___ Given data ___

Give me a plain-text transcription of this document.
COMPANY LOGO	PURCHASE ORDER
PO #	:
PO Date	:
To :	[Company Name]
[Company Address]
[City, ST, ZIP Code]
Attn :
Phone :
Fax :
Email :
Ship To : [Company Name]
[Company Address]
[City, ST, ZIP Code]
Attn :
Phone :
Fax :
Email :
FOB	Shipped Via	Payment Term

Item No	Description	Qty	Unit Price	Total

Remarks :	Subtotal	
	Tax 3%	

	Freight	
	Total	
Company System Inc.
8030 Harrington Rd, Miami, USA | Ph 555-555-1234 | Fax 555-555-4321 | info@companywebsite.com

___
___ Given data ___

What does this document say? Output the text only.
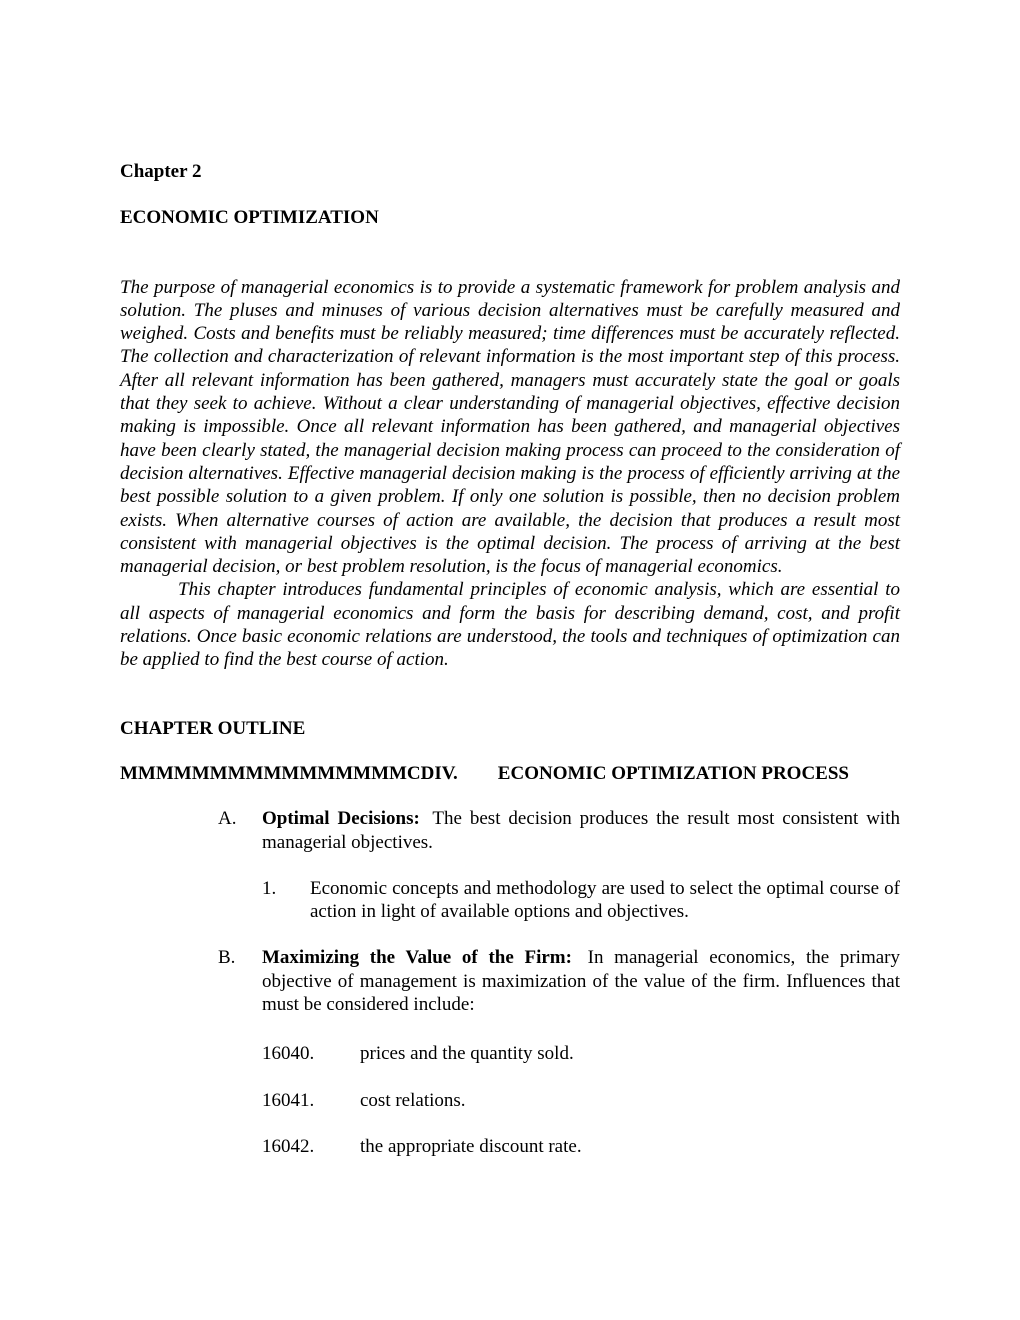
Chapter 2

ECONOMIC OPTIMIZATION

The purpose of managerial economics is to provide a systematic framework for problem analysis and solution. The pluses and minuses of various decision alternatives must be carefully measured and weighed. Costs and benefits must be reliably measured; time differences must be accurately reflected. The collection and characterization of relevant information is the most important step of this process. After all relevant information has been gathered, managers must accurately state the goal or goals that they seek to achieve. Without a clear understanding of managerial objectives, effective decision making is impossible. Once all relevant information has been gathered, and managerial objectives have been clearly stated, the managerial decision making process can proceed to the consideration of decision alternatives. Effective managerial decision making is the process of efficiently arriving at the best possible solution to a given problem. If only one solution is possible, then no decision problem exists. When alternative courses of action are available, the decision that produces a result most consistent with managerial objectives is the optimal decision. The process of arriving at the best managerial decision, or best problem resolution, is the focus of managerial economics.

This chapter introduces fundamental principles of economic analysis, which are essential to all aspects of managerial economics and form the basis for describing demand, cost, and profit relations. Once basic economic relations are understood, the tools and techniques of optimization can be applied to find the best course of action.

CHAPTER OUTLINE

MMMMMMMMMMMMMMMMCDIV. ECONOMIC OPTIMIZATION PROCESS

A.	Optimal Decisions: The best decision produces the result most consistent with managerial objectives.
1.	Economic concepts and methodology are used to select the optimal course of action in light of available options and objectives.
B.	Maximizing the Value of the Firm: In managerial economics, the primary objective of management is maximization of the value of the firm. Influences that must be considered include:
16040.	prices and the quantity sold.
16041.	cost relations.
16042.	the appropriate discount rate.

___

▶ Exercise directions: A single figure is required: the number of lines above in which the word "document" occurs.

▶ Exercise solution: 2